Stored items:
----

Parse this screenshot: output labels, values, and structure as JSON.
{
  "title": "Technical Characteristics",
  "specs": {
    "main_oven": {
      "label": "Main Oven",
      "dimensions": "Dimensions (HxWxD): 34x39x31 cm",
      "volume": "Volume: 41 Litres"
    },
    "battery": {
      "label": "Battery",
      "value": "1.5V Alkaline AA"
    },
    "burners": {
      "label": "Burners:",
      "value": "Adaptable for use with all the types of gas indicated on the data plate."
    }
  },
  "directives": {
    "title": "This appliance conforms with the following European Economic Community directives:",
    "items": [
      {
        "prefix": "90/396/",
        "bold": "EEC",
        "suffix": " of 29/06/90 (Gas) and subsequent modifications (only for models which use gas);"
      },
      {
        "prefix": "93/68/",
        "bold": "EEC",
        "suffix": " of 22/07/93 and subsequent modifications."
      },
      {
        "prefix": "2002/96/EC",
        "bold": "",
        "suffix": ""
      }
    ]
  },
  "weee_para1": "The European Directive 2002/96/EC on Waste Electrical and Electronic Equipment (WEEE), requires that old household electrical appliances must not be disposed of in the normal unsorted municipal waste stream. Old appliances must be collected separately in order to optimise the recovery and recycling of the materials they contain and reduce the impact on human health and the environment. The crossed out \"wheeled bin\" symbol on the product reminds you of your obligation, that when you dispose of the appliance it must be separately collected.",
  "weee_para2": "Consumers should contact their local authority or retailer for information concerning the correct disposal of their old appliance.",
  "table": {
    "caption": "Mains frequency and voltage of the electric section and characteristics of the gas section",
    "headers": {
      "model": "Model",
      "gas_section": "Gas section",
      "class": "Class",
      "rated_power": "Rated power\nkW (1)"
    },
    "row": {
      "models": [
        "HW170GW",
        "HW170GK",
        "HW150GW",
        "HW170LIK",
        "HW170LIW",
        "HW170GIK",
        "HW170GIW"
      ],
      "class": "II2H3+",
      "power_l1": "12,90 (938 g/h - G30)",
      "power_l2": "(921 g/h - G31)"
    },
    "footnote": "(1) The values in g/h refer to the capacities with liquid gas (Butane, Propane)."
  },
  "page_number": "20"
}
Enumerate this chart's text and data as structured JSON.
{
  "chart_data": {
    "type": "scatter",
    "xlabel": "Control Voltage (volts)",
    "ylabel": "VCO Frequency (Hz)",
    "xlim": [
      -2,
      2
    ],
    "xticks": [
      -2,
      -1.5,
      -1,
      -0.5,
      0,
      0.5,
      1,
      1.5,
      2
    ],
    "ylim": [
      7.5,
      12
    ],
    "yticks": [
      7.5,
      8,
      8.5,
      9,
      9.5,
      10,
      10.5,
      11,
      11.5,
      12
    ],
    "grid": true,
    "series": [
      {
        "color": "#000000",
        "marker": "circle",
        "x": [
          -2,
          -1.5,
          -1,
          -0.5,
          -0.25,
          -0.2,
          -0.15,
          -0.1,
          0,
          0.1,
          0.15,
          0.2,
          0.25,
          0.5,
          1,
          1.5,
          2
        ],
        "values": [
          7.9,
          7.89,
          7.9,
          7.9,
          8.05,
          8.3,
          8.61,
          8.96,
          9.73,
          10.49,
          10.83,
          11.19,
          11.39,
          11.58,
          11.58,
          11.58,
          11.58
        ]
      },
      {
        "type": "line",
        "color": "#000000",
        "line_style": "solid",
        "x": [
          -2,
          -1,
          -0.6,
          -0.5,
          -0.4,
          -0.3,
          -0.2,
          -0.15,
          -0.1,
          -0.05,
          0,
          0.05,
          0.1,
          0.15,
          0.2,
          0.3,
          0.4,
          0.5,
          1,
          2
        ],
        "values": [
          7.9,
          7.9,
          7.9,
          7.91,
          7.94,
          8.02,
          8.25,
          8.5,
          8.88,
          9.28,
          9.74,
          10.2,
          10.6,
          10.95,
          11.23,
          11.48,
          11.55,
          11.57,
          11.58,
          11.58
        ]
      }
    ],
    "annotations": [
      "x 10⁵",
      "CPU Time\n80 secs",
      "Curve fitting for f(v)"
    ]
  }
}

----

■ EXERCISE BRIEF
All of the data above should be transcribed exactly.

■ SOLUTION FOR THIS EXERCISE
Parse this screenshot: output labels, values, and structure as JSON.
{
  "title": "Technical Characteristics",
  "specs": {
    "main_oven": {
      "label": "Main Oven",
      "dimensions": "Dimensions (HxWxD): 34x39x31 cm",
      "volume": "Volume: 41 Litres"
    },
    "battery": {
      "label": "Battery",
      "value": "1.5V Alkaline AA"
    },
    "burners": {
      "label": "Burners:",
      "value": "Adaptable for use with all the types of gas indicated on the data plate."
    }
  },
  "directives": {
    "title": "This appliance conforms with the following European Economic Community directives:",
    "items": [
      {
        "prefix": "90/396/",
        "bold": "EEC",
        "suffix": " of 29/06/90 (Gas) and subsequent modifications (only for models which use gas);"
      },
      {
        "prefix": "93/68/",
        "bold": "EEC",
        "suffix": " of 22/07/93 and subsequent modifications."
      },
      {
        "prefix": "2002/96/EC",
        "bold": "",
        "suffix": ""
      }
    ]
  },
  "weee_para1": "The European Directive 2002/96/EC on Waste Electrical and Electronic Equipment (WEEE), requires that old household electrical appliances must not be disposed of in the normal unsorted municipal waste stream. Old appliances must be collected separately in order to optimise the recovery and recycling of the materials they contain and reduce the impact on human health and the environment. The crossed out \"wheeled bin\" symbol on the product reminds you of your obligation, that when you dispose of the appliance it must be separately collected.",
  "weee_para2": "Consumers should contact their local authority or retailer for information concerning the correct disposal of their old appliance.",
  "table": {
    "caption": "Mains frequency and voltage of the electric section and characteristics of the gas section",
    "headers": {
      "model": "Model",
      "gas_section": "Gas section",
      "class": "Class",
      "rated_power": "Rated power\nkW (1)"
    },
    "row": {
      "models": [
        "HW170GW",
        "HW170GK",
        "HW150GW",
        "HW170LIK",
        "HW170LIW",
        "HW170GIK",
        "HW170GIW"
      ],
      "class": "II2H3+",
      "power_l1": "12,90 (938 g/h - G30)",
      "power_l2": "(921 g/h - G31)"
    },
    "footnote": "(1) The values in g/h refer to the capacities with liquid gas (Butane, Propane)."
  },
  "page_number": "20"
}
Enumerate this chart's text and data as structured JSON.
{
  "chart_data": {
    "type": "scatter",
    "xlabel": "Control Voltage (volts)",
    "ylabel": "VCO Frequency (Hz)",
    "xlim": [
      -2,
      2
    ],
    "xticks": [
      -2,
      -1.5,
      -1,
      -0.5,
      0,
      0.5,
      1,
      1.5,
      2
    ],
    "ylim": [
      7.5,
      12
    ],
    "yticks": [
      7.5,
      8,
      8.5,
      9,
      9.5,
      10,
      10.5,
      11,
      11.5,
      12
    ],
    "grid": true,
    "series": [
      {
        "color": "#000000",
        "marker": "circle",
        "x": [
          -2,
          -1.5,
          -1,
          -0.5,
          -0.25,
          -0.2,
          -0.15,
          -0.1,
          0,
          0.1,
          0.15,
          0.2,
          0.25,
          0.5,
          1,
          1.5,
          2
        ],
        "values": [
          7.9,
          7.89,
          7.9,
          7.9,
          8.05,
          8.3,
          8.61,
          8.96,
          9.73,
          10.49,
          10.83,
          11.19,
          11.39,
          11.58,
          11.58,
          11.58,
          11.58
        ]
      },
      {
        "type": "line",
        "color": "#000000",
        "line_style": "solid",
        "x": [
          -2,
          -1,
          -0.6,
          -0.5,
          -0.4,
          -0.3,
          -0.2,
          -0.15,
          -0.1,
          -0.05,
          0,
          0.05,
          0.1,
          0.15,
          0.2,
          0.3,
          0.4,
          0.5,
          1,
          2
        ],
        "values": [
          7.9,
          7.9,
          7.9,
          7.91,
          7.94,
          8.02,
          8.25,
          8.5,
          8.88,
          9.28,
          9.74,
          10.2,
          10.6,
          10.95,
          11.23,
          11.48,
          11.55,
          11.57,
          11.58,
          11.58
        ]
      }
    ],
    "annotations": [
      "x 10⁵",
      "CPU Time\n80 secs",
      "Curve fitting for f(v)"
    ]
  }
}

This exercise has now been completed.